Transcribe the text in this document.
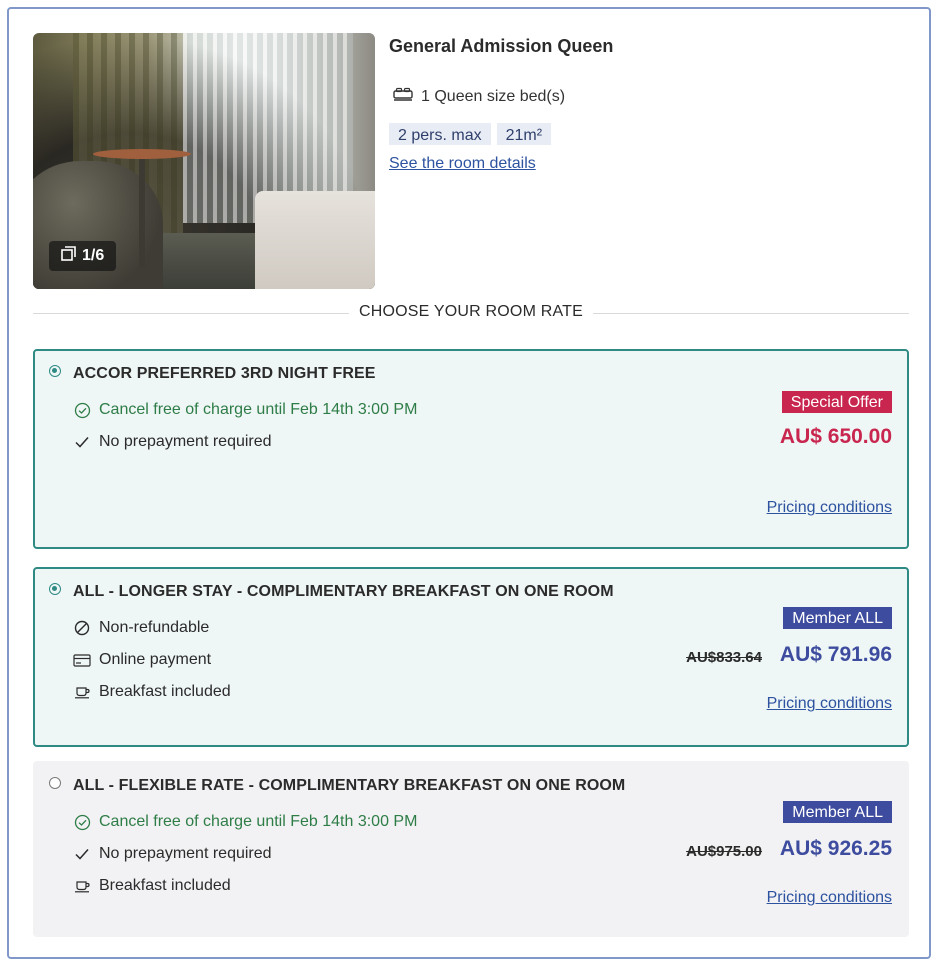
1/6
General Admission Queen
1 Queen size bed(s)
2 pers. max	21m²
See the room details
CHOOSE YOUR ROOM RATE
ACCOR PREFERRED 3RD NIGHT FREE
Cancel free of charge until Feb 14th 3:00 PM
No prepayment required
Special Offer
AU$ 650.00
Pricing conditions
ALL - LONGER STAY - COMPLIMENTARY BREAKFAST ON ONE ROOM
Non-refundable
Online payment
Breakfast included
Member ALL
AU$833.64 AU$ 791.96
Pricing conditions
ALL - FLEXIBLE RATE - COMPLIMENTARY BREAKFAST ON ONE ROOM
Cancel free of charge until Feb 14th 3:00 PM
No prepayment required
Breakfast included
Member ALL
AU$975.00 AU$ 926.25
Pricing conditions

····················

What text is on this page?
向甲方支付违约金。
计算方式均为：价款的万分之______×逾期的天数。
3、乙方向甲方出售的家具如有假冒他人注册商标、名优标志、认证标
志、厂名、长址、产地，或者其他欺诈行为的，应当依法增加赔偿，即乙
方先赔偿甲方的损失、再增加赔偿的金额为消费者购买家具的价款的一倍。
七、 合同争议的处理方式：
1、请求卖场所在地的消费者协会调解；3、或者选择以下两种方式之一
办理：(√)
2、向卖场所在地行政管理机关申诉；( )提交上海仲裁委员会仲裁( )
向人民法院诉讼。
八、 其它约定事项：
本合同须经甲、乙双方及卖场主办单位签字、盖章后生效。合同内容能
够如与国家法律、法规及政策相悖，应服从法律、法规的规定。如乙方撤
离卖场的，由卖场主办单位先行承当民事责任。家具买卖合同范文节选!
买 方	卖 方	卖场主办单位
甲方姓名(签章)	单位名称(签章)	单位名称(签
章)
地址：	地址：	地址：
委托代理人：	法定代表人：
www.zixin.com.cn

····················

Exercise objective:
The answer must consist solely of the number of lines in the entries that contain the word "text".

Correct result:
2